§ **What the exercise asks**: Can you put the lines of the entries below into a Markdown table with the columns Row and Line, numbering each row and leaving out blank lines? Keep the pictures out of your answer.

§ **Supplied material**:
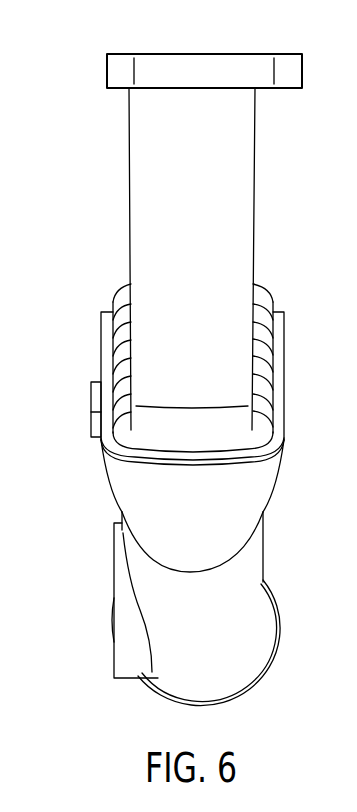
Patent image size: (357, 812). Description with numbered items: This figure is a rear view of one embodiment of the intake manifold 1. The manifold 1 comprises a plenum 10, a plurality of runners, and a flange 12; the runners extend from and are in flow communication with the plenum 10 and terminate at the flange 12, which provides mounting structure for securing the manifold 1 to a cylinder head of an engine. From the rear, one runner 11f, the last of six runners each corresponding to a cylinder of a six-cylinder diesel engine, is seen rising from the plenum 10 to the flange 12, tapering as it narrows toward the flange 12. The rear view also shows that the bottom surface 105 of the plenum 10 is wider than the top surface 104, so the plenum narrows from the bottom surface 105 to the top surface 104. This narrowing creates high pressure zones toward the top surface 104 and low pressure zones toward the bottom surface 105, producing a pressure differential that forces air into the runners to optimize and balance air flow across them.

The intake manifold 1 is at (52, 367).
The plenum 10 is at (243, 570).
The runner 11f is at (243, 158).
The flange 12 is at (203, 67).
The top surface 104 is at (223, 697).
The bottom surface 105 is at (272, 342).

§ **Task solution**:
| Row | Line |
|---|---|
| 1 | Patent image size: (357, 812). Description with numbered items: This figure is a rear view of one embodiment of the intake manifold 1. The manifold 1 comprises a plenum 10, a plurality of runners, and a flange 12; the runners extend from and are in flow communication with the plenum 10 and terminate at the flange 12, which provides mounting structure for securing the manifold 1 to a cylinder head of an engine. From the rear, one runner 11f, the last of six runners each corresponding to a cylinder of a six-cylinder diesel engine, is seen rising from the plenum 10 to the flange 12, tapering as it narrows toward the flange 12. The rear view also shows that the bottom surface 105 of the plenum 10 is wider than the top surface 104, so the plenum narrows from the bottom surface 105 to the top surface 104. This narrowing creates high pressure zones toward the top surface 104 and low pressure zones toward the bottom surface 105, producing a pressure differential that forces air into the runners to optimize and balance air flow across them. |
| 2 | The intake manifold 1 is at (52, 367). |
| 3 | The plenum 10 is at (243, 570). |
| 4 | The runner 11f is at (243, 158). |
| 5 | The flange 12 is at (203, 67). |
| 6 | The top surface 104 is at (223, 697). |
| 7 | The bottom surface 105 is at (272, 342). |